-- START OF SUPPLIED DATA --

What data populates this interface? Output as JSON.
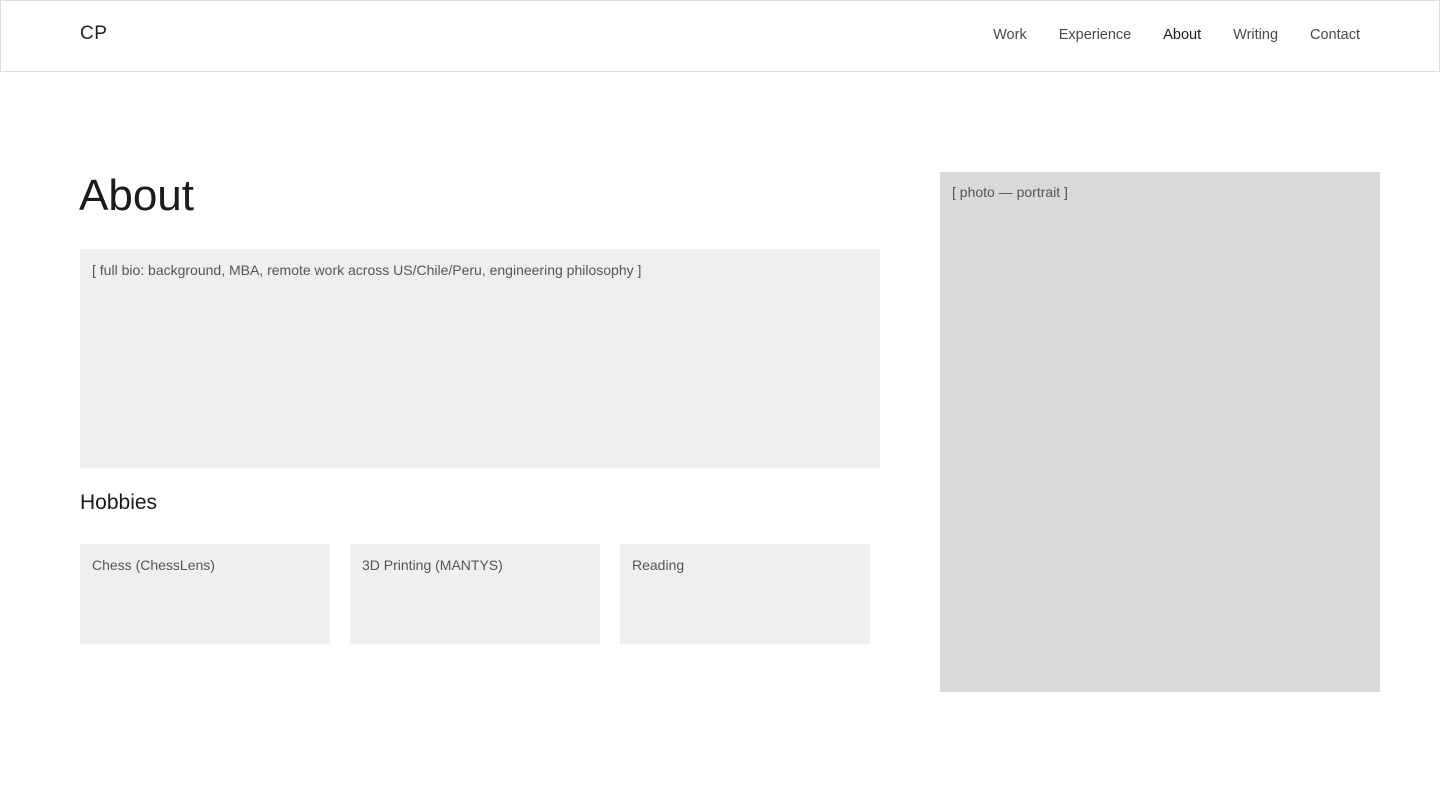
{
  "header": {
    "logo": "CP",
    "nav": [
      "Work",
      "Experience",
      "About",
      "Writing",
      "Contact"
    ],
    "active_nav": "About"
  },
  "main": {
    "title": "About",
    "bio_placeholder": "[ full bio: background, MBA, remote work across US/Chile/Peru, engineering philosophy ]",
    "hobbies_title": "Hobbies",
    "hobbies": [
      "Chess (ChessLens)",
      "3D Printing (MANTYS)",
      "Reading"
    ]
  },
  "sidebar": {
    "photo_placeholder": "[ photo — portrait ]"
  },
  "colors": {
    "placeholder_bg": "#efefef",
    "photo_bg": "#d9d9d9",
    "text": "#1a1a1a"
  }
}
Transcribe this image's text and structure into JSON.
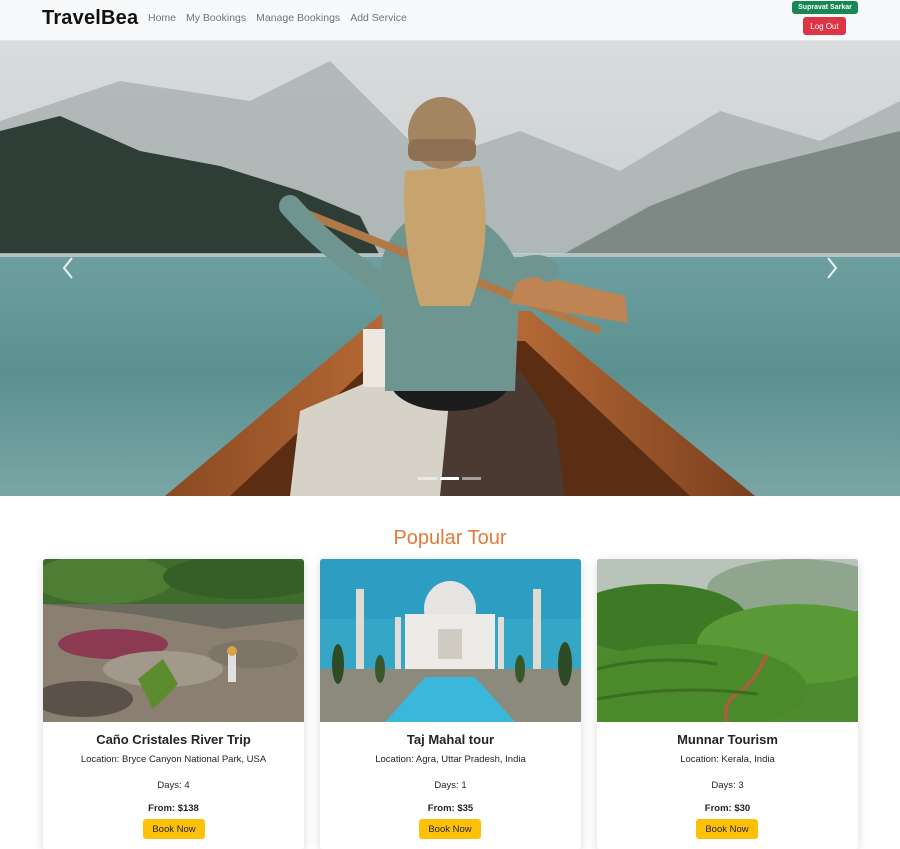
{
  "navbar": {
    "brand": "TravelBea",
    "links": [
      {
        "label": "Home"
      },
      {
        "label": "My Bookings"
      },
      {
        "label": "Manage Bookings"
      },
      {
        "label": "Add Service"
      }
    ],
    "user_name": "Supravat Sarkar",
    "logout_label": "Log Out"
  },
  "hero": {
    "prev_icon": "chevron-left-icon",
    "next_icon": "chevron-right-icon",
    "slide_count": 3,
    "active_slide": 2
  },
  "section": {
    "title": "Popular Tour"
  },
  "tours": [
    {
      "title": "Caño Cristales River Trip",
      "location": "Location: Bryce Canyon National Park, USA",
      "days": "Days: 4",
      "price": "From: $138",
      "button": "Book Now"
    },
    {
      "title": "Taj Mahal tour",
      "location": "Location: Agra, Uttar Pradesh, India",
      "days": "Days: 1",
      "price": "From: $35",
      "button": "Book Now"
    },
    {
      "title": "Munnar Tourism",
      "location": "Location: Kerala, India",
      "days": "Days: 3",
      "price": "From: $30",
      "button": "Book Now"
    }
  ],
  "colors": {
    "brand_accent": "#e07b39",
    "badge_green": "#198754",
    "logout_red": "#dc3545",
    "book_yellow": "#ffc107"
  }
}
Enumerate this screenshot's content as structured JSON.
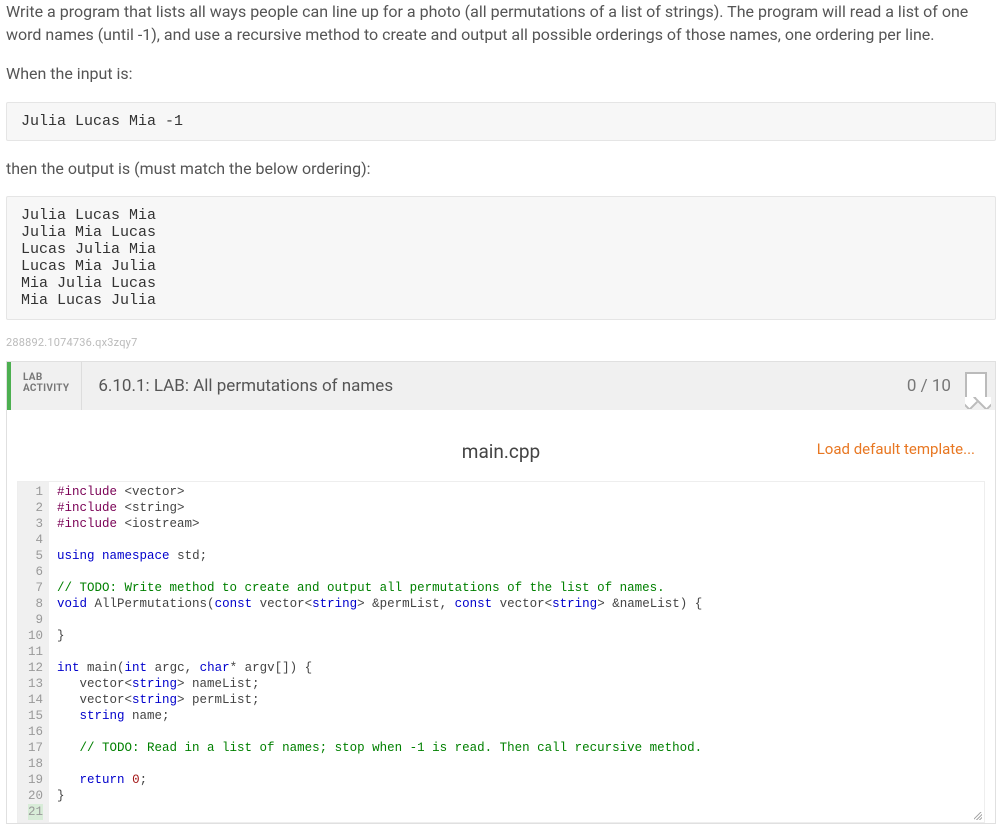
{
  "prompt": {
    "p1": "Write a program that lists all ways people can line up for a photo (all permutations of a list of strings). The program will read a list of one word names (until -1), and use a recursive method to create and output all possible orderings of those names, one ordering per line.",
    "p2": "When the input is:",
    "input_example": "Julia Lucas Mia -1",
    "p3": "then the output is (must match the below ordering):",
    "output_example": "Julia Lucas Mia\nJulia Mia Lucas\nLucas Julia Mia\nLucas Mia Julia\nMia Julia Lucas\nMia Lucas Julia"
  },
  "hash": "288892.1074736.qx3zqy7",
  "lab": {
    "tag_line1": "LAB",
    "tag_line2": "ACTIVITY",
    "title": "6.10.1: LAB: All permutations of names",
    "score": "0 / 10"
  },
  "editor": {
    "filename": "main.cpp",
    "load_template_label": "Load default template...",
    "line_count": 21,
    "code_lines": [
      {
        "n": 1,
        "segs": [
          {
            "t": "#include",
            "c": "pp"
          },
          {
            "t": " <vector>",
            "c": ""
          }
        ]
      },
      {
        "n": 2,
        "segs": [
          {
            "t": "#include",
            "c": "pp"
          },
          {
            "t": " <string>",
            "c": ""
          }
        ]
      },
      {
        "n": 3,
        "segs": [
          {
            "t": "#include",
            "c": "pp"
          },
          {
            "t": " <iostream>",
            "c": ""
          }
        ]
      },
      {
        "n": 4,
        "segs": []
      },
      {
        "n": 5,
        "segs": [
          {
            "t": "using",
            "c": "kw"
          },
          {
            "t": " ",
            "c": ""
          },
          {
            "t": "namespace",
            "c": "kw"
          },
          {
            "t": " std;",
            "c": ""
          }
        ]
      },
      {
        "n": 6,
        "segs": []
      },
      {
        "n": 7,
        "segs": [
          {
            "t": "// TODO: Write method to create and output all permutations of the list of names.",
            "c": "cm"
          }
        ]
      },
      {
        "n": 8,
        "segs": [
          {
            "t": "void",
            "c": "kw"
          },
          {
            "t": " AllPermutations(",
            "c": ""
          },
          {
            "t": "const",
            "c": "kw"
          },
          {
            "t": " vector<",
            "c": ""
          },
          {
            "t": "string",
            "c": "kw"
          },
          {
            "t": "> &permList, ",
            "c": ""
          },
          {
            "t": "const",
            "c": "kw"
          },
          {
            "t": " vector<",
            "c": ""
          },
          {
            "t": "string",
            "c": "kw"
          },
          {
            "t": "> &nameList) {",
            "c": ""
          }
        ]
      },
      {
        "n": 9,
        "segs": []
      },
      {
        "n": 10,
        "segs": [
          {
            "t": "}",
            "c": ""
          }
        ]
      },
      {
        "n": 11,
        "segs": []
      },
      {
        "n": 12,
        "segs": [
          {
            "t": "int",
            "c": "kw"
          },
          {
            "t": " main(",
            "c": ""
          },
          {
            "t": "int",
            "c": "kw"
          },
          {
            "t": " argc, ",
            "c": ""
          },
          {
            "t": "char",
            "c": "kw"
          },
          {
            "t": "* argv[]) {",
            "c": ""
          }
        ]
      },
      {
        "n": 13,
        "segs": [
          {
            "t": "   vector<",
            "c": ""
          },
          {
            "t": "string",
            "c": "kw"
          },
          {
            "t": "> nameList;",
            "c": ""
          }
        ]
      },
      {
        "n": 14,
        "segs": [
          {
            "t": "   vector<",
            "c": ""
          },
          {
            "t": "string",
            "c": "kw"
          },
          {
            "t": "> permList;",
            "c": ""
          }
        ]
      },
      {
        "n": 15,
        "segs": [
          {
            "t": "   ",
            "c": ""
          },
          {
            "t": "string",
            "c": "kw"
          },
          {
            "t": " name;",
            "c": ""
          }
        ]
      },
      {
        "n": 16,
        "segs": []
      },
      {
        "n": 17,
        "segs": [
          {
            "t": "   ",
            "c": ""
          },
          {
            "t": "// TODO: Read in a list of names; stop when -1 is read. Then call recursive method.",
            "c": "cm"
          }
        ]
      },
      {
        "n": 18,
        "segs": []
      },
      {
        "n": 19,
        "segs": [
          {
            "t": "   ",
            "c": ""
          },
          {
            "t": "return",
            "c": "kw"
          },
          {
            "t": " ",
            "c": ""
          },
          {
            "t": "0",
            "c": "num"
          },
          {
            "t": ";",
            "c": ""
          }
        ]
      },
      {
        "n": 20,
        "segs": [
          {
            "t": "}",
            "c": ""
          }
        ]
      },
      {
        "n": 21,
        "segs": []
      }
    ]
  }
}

-- END OF SUPPLIED DATA --

= DIRECTIONS FOR THIS TASK =
Scan the listing above. Collect all lines with the word "Location".

= TASK RESPONSE =
      "location": "Location: Bryce Canyon National Park, USA",
      "location": "Location: Agra, Uttar Pradesh, India",
      "location": "Location: Kerala, India",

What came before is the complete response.